*SET EXERCISE*
Exactly how many lines have the word "JSON"? Answer with the bare number.
___ EXCERPTED DATA ___
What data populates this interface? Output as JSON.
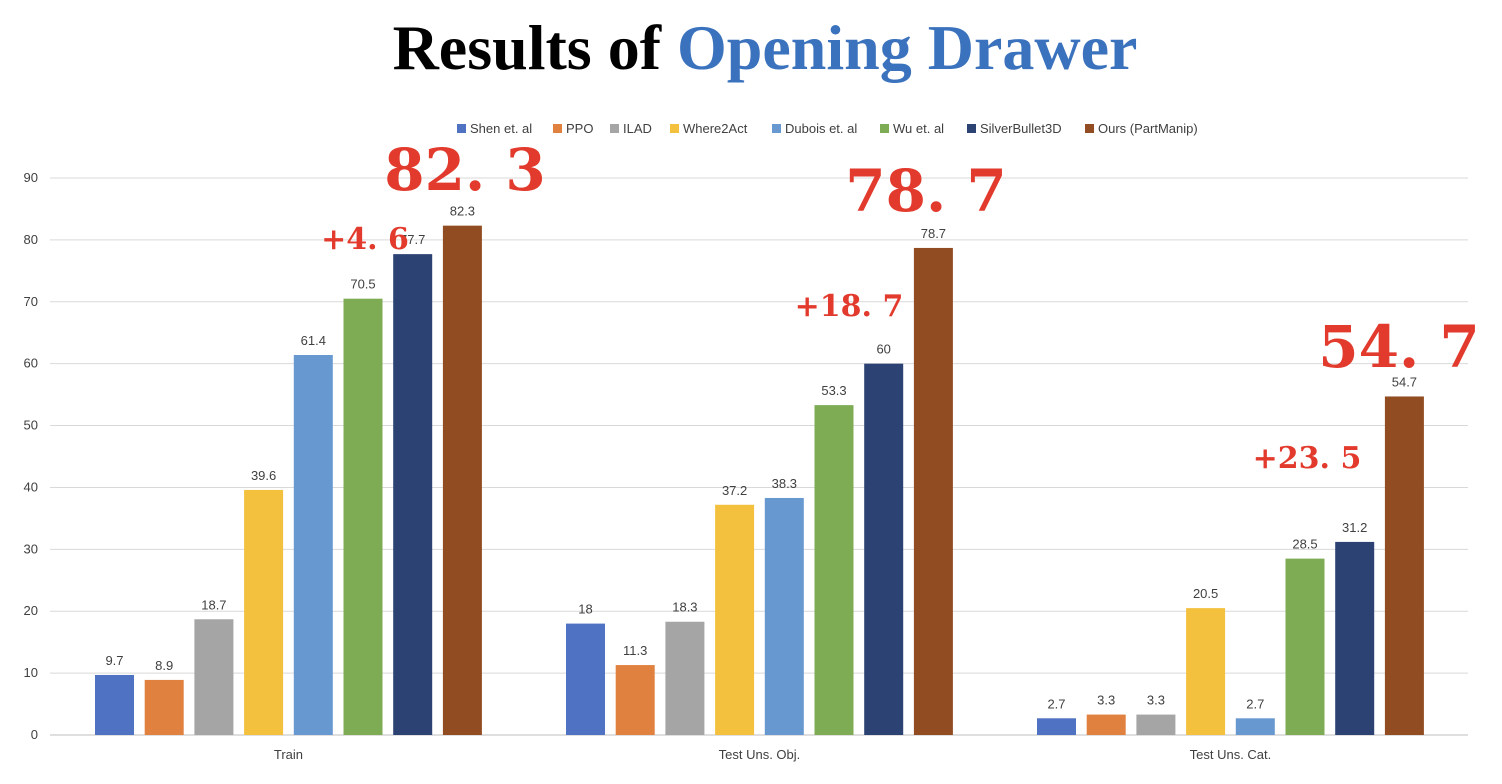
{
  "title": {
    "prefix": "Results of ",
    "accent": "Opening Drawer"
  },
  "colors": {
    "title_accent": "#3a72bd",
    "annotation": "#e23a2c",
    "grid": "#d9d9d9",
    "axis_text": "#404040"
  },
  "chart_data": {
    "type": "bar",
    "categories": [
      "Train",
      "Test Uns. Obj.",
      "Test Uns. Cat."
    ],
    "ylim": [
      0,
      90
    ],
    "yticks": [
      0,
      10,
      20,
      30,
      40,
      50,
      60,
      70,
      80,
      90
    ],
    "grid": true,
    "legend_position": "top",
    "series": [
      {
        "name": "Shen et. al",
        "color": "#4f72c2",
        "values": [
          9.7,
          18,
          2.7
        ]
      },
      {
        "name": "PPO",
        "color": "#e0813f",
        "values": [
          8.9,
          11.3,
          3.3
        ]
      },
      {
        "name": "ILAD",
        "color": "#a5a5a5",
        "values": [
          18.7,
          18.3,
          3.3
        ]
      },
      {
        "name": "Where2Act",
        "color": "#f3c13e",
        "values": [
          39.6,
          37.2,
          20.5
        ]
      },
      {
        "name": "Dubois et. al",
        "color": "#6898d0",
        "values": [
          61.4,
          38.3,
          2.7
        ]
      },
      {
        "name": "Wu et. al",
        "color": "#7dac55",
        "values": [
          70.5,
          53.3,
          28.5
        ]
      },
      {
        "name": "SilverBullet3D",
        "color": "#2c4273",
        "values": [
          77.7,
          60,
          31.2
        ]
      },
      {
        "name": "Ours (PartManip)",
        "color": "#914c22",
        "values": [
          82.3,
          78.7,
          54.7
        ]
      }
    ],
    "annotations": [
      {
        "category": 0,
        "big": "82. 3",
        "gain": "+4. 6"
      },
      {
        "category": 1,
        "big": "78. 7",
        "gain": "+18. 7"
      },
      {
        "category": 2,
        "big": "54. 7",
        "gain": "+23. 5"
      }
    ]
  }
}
___
___ EXCERPTED DATA ___
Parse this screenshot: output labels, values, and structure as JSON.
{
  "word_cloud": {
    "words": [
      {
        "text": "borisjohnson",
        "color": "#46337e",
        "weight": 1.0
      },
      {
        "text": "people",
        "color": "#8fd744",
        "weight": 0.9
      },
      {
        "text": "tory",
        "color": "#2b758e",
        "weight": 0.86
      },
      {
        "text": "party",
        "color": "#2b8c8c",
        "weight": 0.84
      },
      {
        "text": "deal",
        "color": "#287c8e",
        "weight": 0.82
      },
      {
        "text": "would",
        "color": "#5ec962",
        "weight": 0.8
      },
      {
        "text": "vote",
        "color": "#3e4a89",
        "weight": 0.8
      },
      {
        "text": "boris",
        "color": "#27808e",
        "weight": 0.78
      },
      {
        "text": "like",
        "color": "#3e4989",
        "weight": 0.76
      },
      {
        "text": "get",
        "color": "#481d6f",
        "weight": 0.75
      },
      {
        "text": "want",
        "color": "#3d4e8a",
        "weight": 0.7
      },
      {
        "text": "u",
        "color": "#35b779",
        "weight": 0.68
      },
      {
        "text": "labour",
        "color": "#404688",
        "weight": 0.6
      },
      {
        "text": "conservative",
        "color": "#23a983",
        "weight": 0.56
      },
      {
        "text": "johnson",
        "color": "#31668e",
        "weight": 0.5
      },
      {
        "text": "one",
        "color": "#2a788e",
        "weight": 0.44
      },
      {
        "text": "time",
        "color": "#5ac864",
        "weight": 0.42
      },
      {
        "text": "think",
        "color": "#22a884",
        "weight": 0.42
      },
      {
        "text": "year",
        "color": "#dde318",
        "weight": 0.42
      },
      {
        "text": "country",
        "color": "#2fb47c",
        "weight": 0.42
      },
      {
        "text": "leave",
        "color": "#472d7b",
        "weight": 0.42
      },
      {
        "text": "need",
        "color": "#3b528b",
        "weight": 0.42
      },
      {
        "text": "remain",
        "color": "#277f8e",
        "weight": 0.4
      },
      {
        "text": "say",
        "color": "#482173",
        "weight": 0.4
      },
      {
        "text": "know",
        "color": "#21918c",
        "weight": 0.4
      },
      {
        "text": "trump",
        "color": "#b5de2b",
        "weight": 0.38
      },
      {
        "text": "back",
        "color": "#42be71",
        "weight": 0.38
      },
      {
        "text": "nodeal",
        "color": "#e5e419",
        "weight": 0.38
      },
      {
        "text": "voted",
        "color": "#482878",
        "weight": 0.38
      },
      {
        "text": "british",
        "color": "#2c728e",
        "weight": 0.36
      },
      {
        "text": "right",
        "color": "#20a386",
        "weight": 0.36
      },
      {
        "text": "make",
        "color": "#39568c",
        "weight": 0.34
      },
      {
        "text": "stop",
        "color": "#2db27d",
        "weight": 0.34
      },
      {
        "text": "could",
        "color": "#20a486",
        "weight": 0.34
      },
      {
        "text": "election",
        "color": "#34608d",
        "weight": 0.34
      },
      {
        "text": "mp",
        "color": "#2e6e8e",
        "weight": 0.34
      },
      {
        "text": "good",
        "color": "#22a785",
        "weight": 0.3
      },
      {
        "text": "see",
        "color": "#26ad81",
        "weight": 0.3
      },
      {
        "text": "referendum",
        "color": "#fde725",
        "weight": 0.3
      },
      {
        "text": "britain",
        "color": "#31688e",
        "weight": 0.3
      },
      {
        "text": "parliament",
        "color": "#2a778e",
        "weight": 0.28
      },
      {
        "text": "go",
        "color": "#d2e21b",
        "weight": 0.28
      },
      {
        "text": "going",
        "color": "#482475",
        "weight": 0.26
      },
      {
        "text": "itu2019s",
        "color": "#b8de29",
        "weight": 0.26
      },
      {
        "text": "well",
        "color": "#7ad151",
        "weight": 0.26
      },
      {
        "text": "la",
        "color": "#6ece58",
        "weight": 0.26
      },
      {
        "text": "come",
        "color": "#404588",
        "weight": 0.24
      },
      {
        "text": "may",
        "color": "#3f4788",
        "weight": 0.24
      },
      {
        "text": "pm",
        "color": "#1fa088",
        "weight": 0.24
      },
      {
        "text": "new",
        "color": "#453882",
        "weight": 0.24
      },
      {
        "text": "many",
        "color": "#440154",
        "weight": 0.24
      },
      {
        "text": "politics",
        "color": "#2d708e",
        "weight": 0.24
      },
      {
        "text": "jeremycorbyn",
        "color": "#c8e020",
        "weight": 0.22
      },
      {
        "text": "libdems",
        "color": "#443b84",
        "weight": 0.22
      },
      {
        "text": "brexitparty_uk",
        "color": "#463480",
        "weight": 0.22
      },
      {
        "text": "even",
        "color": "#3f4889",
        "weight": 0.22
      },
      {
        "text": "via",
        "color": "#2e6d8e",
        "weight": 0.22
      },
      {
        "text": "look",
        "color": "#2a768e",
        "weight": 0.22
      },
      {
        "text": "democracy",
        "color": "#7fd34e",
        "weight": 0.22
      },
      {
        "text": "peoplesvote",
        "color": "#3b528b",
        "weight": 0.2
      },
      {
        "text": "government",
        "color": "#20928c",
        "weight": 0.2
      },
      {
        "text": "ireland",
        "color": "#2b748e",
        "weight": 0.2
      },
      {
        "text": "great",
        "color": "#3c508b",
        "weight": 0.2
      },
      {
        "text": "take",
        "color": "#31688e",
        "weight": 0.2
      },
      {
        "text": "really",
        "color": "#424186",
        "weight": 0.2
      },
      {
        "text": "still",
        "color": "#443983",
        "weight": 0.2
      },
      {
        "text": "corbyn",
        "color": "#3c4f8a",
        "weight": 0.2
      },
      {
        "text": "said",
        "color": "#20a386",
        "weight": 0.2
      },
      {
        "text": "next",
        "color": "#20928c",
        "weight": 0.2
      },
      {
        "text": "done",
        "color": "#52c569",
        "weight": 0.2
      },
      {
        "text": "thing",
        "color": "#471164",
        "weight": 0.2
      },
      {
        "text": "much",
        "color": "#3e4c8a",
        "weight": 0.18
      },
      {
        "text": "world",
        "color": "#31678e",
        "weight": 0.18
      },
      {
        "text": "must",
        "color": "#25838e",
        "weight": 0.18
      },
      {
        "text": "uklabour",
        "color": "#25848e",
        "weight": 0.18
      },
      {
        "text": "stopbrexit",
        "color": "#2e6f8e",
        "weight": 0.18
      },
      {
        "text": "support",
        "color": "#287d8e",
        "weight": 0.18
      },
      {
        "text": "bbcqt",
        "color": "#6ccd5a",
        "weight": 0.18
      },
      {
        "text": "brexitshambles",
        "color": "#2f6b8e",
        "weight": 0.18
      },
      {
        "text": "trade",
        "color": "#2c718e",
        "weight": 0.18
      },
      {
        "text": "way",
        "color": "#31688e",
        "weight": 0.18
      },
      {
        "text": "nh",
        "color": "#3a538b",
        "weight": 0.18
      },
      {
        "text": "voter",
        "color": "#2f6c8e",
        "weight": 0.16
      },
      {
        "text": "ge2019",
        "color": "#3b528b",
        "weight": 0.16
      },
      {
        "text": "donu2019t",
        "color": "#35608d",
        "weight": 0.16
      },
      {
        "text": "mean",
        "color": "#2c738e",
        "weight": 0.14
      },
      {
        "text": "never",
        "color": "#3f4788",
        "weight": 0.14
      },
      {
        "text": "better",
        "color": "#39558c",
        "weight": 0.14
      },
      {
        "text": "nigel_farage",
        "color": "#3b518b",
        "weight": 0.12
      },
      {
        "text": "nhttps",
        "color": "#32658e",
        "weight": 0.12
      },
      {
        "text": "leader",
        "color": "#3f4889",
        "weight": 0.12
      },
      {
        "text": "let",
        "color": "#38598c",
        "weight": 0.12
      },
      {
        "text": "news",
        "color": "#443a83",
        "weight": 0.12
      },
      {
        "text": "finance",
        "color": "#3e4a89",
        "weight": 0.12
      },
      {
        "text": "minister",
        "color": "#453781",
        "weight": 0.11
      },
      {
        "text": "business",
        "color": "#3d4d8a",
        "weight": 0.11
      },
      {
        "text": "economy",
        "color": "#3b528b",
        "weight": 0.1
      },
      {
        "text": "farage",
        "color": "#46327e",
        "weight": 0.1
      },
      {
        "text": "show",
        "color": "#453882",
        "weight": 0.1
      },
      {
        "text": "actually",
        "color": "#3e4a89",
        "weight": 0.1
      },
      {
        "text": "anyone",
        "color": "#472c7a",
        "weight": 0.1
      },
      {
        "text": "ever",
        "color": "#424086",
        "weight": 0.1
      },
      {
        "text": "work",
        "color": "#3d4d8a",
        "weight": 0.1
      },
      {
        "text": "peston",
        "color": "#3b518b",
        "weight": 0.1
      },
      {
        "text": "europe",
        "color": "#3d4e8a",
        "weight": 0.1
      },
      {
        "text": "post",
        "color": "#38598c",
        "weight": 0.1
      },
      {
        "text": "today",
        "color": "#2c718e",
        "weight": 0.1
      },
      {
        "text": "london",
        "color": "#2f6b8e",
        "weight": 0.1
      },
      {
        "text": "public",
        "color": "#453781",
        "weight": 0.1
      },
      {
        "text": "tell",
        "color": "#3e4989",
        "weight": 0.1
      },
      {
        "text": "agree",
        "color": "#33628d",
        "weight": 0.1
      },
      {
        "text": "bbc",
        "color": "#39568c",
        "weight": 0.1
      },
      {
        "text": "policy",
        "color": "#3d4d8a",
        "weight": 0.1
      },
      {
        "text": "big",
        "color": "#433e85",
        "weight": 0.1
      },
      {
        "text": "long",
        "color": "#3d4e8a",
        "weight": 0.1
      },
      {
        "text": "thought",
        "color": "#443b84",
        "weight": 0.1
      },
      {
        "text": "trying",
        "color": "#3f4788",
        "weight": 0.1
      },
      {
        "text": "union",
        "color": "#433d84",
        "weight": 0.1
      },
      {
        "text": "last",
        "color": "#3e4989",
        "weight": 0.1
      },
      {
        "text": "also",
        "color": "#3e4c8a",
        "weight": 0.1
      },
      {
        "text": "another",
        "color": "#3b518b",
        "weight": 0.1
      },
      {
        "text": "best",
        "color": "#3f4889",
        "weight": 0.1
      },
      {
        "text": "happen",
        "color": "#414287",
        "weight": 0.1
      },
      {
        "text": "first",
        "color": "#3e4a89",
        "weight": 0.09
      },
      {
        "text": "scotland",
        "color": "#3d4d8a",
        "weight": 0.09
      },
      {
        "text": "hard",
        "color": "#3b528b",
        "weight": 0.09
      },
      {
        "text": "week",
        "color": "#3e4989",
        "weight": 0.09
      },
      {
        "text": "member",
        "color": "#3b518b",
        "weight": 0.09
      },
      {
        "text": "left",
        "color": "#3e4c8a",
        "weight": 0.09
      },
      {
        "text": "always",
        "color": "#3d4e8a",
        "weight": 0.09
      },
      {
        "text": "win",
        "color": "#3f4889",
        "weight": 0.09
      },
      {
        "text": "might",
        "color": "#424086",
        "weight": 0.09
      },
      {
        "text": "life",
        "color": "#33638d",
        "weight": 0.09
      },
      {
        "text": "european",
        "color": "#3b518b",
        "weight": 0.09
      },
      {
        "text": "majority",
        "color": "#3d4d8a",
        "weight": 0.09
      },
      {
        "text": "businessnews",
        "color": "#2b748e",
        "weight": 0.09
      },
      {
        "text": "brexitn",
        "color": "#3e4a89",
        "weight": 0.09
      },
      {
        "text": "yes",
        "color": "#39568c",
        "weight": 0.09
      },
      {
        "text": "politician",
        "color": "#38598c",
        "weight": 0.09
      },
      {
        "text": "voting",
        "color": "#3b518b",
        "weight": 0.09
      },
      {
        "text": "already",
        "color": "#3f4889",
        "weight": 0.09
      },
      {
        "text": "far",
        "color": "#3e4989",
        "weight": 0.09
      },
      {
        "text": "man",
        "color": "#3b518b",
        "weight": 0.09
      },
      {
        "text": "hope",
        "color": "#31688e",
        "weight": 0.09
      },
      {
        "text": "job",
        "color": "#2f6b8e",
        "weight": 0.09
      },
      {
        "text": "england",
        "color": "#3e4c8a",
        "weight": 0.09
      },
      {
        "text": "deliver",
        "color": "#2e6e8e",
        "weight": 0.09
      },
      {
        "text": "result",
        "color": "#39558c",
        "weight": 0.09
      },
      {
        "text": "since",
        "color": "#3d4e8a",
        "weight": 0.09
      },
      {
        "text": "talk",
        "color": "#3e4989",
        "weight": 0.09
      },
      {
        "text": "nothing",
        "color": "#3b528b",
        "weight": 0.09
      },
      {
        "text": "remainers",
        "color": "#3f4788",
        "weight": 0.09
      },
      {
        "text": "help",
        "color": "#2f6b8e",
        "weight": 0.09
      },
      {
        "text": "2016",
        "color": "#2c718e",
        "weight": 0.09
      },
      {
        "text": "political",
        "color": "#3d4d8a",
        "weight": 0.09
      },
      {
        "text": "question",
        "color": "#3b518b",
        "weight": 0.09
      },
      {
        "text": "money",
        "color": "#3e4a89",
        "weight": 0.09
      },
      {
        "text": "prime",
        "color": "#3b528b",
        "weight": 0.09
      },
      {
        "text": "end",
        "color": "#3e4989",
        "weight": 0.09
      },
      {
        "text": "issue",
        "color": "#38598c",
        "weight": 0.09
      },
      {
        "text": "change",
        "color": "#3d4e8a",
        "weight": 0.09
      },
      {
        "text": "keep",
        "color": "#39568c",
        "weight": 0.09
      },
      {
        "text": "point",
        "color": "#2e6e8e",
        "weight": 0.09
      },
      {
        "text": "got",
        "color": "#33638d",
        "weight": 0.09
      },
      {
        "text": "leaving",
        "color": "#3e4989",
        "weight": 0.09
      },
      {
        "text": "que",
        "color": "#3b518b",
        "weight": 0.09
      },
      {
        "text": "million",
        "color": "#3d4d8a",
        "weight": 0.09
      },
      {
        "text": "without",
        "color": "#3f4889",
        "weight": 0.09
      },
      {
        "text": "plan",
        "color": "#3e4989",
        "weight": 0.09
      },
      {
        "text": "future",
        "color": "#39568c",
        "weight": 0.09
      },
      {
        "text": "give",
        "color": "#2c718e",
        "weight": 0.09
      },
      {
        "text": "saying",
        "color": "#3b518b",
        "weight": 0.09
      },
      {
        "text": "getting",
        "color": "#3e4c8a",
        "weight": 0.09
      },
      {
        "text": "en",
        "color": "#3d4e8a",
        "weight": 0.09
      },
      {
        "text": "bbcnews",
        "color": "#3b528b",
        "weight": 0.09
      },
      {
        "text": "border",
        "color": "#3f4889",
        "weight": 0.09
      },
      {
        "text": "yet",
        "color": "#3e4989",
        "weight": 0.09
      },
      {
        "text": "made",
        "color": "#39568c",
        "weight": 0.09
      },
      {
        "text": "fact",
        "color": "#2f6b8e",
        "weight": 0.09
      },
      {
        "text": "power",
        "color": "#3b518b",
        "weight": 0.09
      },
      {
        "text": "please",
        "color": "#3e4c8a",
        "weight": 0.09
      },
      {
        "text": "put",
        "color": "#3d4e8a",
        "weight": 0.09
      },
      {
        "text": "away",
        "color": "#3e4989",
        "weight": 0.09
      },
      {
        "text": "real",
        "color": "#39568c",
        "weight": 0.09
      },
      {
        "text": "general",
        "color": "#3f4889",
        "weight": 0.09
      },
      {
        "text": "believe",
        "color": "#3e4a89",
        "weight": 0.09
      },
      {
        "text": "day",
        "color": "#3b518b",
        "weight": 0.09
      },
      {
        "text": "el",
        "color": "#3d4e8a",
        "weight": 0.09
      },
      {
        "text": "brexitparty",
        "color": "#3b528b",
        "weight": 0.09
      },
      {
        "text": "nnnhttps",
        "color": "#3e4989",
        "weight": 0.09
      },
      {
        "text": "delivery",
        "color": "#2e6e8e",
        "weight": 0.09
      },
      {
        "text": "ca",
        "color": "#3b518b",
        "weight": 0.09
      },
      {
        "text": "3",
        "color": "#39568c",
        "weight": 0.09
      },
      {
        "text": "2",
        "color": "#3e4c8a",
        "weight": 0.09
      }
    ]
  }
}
___
___ EXCERPTED DATA ___
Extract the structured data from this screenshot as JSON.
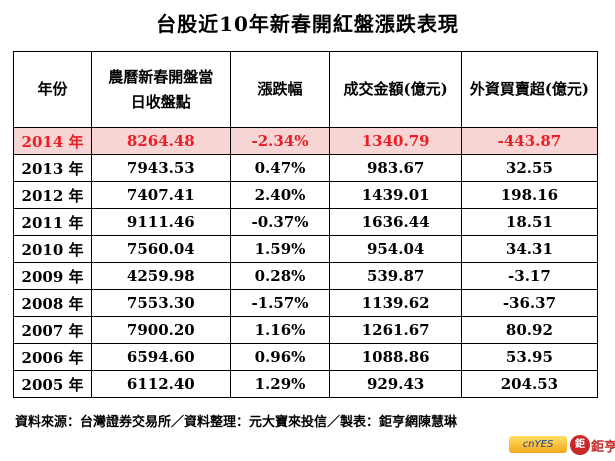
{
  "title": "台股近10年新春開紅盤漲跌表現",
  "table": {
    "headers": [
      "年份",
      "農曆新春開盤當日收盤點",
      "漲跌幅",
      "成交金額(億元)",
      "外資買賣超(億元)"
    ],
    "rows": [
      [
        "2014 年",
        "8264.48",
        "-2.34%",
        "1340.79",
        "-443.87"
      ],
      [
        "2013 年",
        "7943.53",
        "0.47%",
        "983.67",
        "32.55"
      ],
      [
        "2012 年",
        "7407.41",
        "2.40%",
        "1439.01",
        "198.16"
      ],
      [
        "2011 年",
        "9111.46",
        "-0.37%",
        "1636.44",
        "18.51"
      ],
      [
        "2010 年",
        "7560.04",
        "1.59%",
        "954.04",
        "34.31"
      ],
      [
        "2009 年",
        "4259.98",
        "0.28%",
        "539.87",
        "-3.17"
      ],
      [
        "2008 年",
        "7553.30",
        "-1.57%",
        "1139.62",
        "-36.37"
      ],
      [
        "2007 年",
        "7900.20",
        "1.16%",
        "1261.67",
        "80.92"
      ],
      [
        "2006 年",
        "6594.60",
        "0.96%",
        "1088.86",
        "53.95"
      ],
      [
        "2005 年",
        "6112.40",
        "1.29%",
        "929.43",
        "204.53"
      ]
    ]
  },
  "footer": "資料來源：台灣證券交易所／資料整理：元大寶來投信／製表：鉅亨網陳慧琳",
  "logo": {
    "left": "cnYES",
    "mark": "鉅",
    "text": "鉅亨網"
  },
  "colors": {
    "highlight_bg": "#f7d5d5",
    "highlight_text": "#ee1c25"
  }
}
___
*TASK ANSWER*
3